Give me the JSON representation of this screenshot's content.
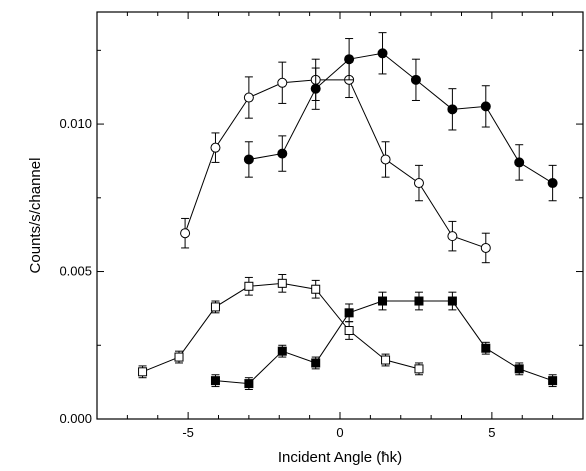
{
  "chart_data": {
    "type": "scatter",
    "title": "",
    "xlabel": "Incident Angle (ħk)",
    "ylabel": "Counts/s/channel",
    "xlim": [
      -8,
      8
    ],
    "ylim": [
      0,
      0.0138
    ],
    "x_ticks": [
      -5,
      0,
      5
    ],
    "x_tick_labels": [
      "-5",
      "0",
      "5"
    ],
    "y_ticks": [
      0.0,
      0.005,
      0.01
    ],
    "y_tick_labels": [
      "0.000",
      "0.005",
      "0.010"
    ],
    "grid": false,
    "legend": "none",
    "series": [
      {
        "marker": "open-circle",
        "x": [
          -5.1,
          -4.1,
          -3.0,
          -1.9,
          -0.8,
          0.3,
          1.5,
          2.6,
          3.7,
          4.8
        ],
        "y": [
          0.0063,
          0.0092,
          0.0109,
          0.0114,
          0.0115,
          0.0115,
          0.0088,
          0.008,
          0.0062,
          0.0058
        ],
        "err": [
          0.0005,
          0.0005,
          0.0007,
          0.0007,
          0.0007,
          0.0006,
          0.0006,
          0.0006,
          0.0005,
          0.0005
        ]
      },
      {
        "marker": "filled-circle",
        "x": [
          -3.0,
          -1.9,
          -0.8,
          0.3,
          1.4,
          2.5,
          3.7,
          4.8,
          5.9,
          7.0
        ],
        "y": [
          0.0088,
          0.009,
          0.0112,
          0.0122,
          0.0124,
          0.0115,
          0.0105,
          0.0106,
          0.0087,
          0.008
        ],
        "err": [
          0.0006,
          0.0006,
          0.0007,
          0.0007,
          0.0007,
          0.0007,
          0.0007,
          0.0007,
          0.0006,
          0.0006
        ]
      },
      {
        "marker": "open-square",
        "x": [
          -6.5,
          -5.3,
          -4.1,
          -3.0,
          -1.9,
          -0.8,
          0.3,
          1.5,
          2.6
        ],
        "y": [
          0.0016,
          0.0021,
          0.0038,
          0.0045,
          0.0046,
          0.0044,
          0.003,
          0.002,
          0.0017
        ],
        "err": [
          0.0002,
          0.0002,
          0.0002,
          0.0003,
          0.0003,
          0.0003,
          0.0003,
          0.0002,
          0.0002
        ]
      },
      {
        "marker": "filled-square",
        "x": [
          -4.1,
          -3.0,
          -1.9,
          -0.8,
          0.3,
          1.4,
          2.6,
          3.7,
          4.8,
          5.9,
          7.0
        ],
        "y": [
          0.0013,
          0.0012,
          0.0023,
          0.0019,
          0.0036,
          0.004,
          0.004,
          0.004,
          0.0024,
          0.0017,
          0.0013
        ],
        "err": [
          0.0002,
          0.0002,
          0.0002,
          0.0002,
          0.0003,
          0.0003,
          0.0003,
          0.0003,
          0.0002,
          0.0002,
          0.0002
        ]
      }
    ]
  }
}
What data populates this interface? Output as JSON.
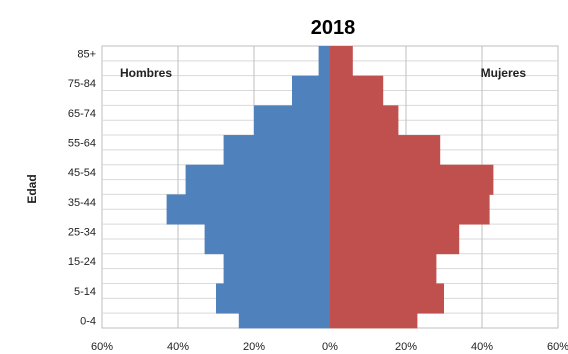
{
  "chart_data": {
    "type": "bar",
    "orientation": "horizontal-pyramid",
    "title": "2018",
    "ylabel": "Edad",
    "categories": [
      "0-4",
      "",
      "5-14",
      "",
      "15-24",
      "",
      "25-34",
      "",
      "35-44",
      "",
      "45-54",
      "",
      "55-64",
      "",
      "65-74",
      "",
      "75-84",
      "",
      "85+"
    ],
    "y_tick_labels": [
      "0-4",
      "5-14",
      "15-24",
      "25-34",
      "35-44",
      "45-54",
      "55-64",
      "65-74",
      "75-84",
      "85+"
    ],
    "x_tick_labels": [
      "60%",
      "40%",
      "20%",
      "0%",
      "20%",
      "40%",
      "60%"
    ],
    "xlim": [
      -60,
      60
    ],
    "grid": true,
    "series": [
      {
        "name": "Hombres",
        "color": "#4F81BD",
        "values": [
          24,
          30,
          30,
          28,
          28,
          33,
          33,
          43,
          43,
          38,
          38,
          28,
          28,
          20,
          20,
          10,
          10,
          3,
          3
        ]
      },
      {
        "name": "Mujeres",
        "color": "#C0504D",
        "values": [
          23,
          30,
          30,
          28,
          28,
          34,
          34,
          42,
          42,
          43,
          43,
          29,
          29,
          18,
          18,
          14,
          14,
          6,
          6
        ]
      }
    ],
    "side_labels": {
      "left": "Hombres",
      "right": "Mujeres"
    }
  }
}
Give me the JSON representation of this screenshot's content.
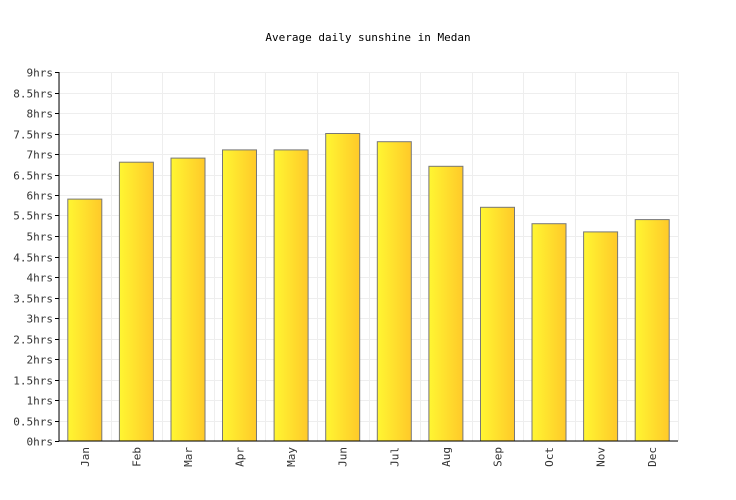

**EXERCISE BRIEF:**
How many lines of the listing include the string "filled"? Answer with the number alone.

**FINAL RESULT:**
2